= Dataset entries =
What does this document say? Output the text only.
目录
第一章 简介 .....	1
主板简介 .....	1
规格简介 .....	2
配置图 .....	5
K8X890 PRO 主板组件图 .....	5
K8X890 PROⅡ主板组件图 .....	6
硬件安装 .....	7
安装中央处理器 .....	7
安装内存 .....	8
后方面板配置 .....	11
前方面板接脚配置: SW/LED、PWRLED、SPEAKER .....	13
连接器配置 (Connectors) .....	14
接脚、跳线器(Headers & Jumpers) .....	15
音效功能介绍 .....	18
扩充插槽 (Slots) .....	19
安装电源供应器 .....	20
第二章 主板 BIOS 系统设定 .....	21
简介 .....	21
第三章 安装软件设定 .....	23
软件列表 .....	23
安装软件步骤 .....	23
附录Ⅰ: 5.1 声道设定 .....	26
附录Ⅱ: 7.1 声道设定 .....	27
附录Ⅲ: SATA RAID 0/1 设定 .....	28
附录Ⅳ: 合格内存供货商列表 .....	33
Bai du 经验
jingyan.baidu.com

= Exercise aim =
Copy out every line of the data above, exactly as given.

= Exercise result =
What does this document say? Output the text only.
目录
第一章 简介 .....	1
主板简介 .....	1
规格简介 .....	2
配置图 .....	5
K8X890 PRO 主板组件图 .....	5
K8X890 PROⅡ主板组件图 .....	6
硬件安装 .....	7
安装中央处理器 .....	7
安装内存 .....	8
后方面板配置 .....	11
前方面板接脚配置: SW/LED、PWRLED、SPEAKER .....	13
连接器配置 (Connectors) .....	14
接脚、跳线器(Headers & Jumpers) .....	15
音效功能介绍 .....	18
扩充插槽 (Slots) .....	19
安装电源供应器 .....	20
第二章 主板 BIOS 系统设定 .....	21
简介 .....	21
第三章 安装软件设定 .....	23
软件列表 .....	23
安装软件步骤 .....	23
附录Ⅰ: 5.1 声道设定 .....	26
附录Ⅱ: 7.1 声道设定 .....	27
附录Ⅲ: SATA RAID 0/1 设定 .....	28
附录Ⅳ: 合格内存供货商列表 .....	33
Bai du 经验
jingyan.baidu.com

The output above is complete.